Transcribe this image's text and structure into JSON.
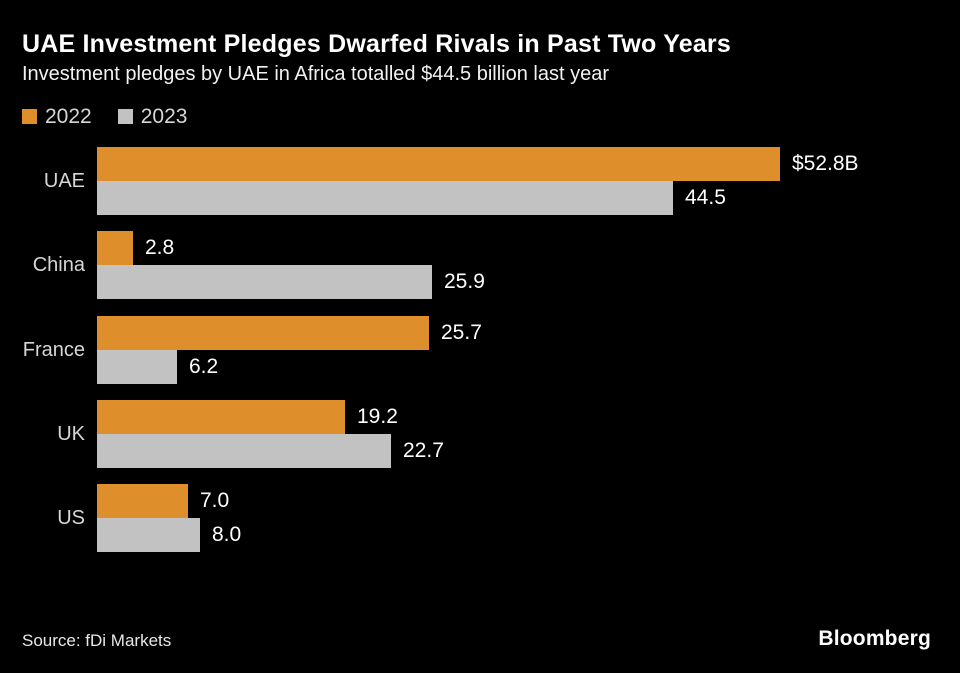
{
  "header": {
    "title": "UAE Investment Pledges Dwarfed Rivals in Past Two Years",
    "subtitle": "Investment pledges by UAE in Africa totalled $44.5 billion last year"
  },
  "colors": {
    "background": "#000000",
    "series_2022": "#DE8F2C",
    "series_2023": "#C2C2C2",
    "value_label": "#FFFFFF",
    "category_label": "#D6D6D6"
  },
  "chart_data": {
    "type": "bar",
    "orientation": "horizontal",
    "title": "UAE Investment Pledges Dwarfed Rivals in Past Two Years",
    "subtitle": "Investment pledges by UAE in Africa totalled $44.5 billion last year",
    "categories": [
      "UAE",
      "China",
      "France",
      "UK",
      "US"
    ],
    "series": [
      {
        "name": "2022",
        "color": "#DE8F2C",
        "values": [
          52.8,
          2.8,
          25.7,
          19.2,
          7.0
        ],
        "labels": [
          "$52.8B",
          "2.8",
          "25.7",
          "19.2",
          "7.0"
        ]
      },
      {
        "name": "2023",
        "color": "#C2C2C2",
        "values": [
          44.5,
          25.9,
          6.2,
          22.7,
          8.0
        ],
        "labels": [
          "44.5",
          "25.9",
          "6.2",
          "22.7",
          "8.0"
        ]
      }
    ],
    "unit": "$ billions",
    "xlim": [
      0,
      52.8
    ],
    "grid": false,
    "axis_ticks": "none",
    "value_labels_shown": true,
    "legend_position": "top-left"
  },
  "footer": {
    "source": "Source: fDi Markets",
    "brand": "Bloomberg"
  }
}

**Given instruction**
Without including any picture, retype the entries exactly.

**Response to this exercise**
Transcribe this image's text and structure into JSON.
{
  "header": {
    "title": "UAE Investment Pledges Dwarfed Rivals in Past Two Years",
    "subtitle": "Investment pledges by UAE in Africa totalled $44.5 billion last year"
  },
  "colors": {
    "background": "#000000",
    "series_2022": "#DE8F2C",
    "series_2023": "#C2C2C2",
    "value_label": "#FFFFFF",
    "category_label": "#D6D6D6"
  },
  "chart_data": {
    "type": "bar",
    "orientation": "horizontal",
    "title": "UAE Investment Pledges Dwarfed Rivals in Past Two Years",
    "subtitle": "Investment pledges by UAE in Africa totalled $44.5 billion last year",
    "categories": [
      "UAE",
      "China",
      "France",
      "UK",
      "US"
    ],
    "series": [
      {
        "name": "2022",
        "color": "#DE8F2C",
        "values": [
          52.8,
          2.8,
          25.7,
          19.2,
          7.0
        ],
        "labels": [
          "$52.8B",
          "2.8",
          "25.7",
          "19.2",
          "7.0"
        ]
      },
      {
        "name": "2023",
        "color": "#C2C2C2",
        "values": [
          44.5,
          25.9,
          6.2,
          22.7,
          8.0
        ],
        "labels": [
          "44.5",
          "25.9",
          "6.2",
          "22.7",
          "8.0"
        ]
      }
    ],
    "unit": "$ billions",
    "xlim": [
      0,
      52.8
    ],
    "grid": false,
    "axis_ticks": "none",
    "value_labels_shown": true,
    "legend_position": "top-left"
  },
  "footer": {
    "source": "Source: fDi Markets",
    "brand": "Bloomberg"
  }
}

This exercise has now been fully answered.